The music is light and for the most part pleasant and beautiful with that jazzy swing to it. There is a little bit of sonic experimentation near the end of "Fitter Stoke has a Bath" which brings to mind what I heard on Egg's "The Polite Force" but thankfully this is much more agreeable to my ears. Mostly you can expect very light keyboard-led jazz with the guitar hanging well back until solo time. There is some brass as well as one would expect to hear on a jazz fusion album; however, Dave Stewart's keys and Jimmy Hastings' flute are what provide most of the lead instrumentation.

The one long epic track, "Mumps" covers a range of territory. It begins with and includes at least two times more a duo of female vocals singing softly and in high tone some "la-las", and this is the turn off point for me. I enjoy female vocals like this usually but perhaps because of the jazz thing, at least one of them will sing an odd note that probably sounds very cool in jazz but not at all in more traditional music like folk or classical. I did discover, though, that these vocal parts precede more interesting musical segments, including guitar solos and an almost ELP-like keyboard piece. After the first two listens I was put off by "Mumps" but after giving it both ears today, I found it has a lot of good material making it worth the 20 minutes of attention.

**DATA SHOWN:**

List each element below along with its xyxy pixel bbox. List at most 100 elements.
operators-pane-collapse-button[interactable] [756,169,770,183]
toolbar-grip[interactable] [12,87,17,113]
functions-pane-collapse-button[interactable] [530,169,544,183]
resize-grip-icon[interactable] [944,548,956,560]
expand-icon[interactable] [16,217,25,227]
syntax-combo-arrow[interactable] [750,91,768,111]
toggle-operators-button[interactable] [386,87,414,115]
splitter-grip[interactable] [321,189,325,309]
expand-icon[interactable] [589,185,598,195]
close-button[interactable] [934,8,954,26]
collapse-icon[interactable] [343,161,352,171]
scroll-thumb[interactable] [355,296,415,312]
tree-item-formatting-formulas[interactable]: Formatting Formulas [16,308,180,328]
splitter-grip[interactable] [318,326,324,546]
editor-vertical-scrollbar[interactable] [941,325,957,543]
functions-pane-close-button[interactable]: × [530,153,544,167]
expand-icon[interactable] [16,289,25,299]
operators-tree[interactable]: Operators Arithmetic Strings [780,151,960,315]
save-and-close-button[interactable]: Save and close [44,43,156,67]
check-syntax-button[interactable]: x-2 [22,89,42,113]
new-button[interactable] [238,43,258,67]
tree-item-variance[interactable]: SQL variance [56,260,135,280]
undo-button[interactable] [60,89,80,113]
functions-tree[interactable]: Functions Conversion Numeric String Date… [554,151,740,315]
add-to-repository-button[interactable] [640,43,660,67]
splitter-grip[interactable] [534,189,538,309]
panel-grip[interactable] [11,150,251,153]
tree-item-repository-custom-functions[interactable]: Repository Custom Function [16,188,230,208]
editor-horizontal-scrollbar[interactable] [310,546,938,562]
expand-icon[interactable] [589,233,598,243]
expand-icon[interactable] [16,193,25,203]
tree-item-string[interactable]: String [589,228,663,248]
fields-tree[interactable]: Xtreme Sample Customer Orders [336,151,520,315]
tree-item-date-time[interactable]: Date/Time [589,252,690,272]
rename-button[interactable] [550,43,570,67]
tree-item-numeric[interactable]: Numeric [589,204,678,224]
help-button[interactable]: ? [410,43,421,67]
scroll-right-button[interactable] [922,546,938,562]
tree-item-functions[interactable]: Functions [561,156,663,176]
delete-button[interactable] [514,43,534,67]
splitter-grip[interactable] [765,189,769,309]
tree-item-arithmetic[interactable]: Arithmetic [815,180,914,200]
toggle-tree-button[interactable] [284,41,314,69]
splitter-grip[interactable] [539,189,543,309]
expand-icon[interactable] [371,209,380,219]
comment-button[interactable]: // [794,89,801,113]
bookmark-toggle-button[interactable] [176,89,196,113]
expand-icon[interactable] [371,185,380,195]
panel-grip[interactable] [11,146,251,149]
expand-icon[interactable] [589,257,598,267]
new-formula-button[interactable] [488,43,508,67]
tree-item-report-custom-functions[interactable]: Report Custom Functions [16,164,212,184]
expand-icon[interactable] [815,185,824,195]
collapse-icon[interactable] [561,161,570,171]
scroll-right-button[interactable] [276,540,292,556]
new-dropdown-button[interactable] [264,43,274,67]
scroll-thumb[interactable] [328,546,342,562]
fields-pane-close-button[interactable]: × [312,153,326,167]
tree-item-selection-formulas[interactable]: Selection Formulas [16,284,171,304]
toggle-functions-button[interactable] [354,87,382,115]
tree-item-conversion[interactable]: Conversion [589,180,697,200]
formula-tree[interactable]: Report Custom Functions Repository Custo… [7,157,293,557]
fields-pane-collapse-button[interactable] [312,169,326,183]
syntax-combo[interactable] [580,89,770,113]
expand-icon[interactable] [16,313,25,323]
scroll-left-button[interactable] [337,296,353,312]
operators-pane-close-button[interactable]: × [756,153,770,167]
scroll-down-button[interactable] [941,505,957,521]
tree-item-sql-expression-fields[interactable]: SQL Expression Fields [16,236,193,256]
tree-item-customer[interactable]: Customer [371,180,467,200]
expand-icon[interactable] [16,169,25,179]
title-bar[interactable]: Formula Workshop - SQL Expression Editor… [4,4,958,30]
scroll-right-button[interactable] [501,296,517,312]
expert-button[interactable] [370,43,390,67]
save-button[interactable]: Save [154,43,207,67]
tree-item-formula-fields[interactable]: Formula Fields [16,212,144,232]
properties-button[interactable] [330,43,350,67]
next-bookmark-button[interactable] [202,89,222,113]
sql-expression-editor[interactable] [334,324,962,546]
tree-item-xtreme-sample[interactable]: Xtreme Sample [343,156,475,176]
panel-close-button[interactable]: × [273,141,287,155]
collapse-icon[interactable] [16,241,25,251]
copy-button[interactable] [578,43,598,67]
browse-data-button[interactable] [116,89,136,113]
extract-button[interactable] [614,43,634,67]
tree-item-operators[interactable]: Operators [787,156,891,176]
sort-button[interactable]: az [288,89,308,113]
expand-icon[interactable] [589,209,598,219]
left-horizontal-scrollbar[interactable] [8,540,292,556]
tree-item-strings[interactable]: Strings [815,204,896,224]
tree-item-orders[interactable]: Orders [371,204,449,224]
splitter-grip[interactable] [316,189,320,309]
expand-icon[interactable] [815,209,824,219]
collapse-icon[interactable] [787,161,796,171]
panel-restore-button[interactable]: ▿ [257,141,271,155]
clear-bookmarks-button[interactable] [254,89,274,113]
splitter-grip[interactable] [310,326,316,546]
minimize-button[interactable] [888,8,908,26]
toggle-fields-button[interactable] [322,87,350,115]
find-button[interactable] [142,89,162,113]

**TASK ITEM:** From the album review above, extract the passage that starts at "The one long" and runs up to and including "minutes of attention.", copying it word for word.

**EXERCISE ANSWER:**
The one long epic track, "Mumps" covers a range of territory. It begins with and includes at least two times more a duo of female vocals singing softly and in high tone some "la-las", and this is the turn off point for me. I enjoy female vocals like this usually but perhaps because of the jazz thing, at least one of them will sing an odd note that probably sounds very cool in jazz but not at all in more traditional music like folk or classical. I did discover, though, that these vocal parts precede more interesting musical segments, including guitar solos and an almost ELP-like keyboard piece. After the first two listens I was put off by "Mumps" but after giving it both ears today, I found it has a lot of good material making it worth the 20 minutes of attention.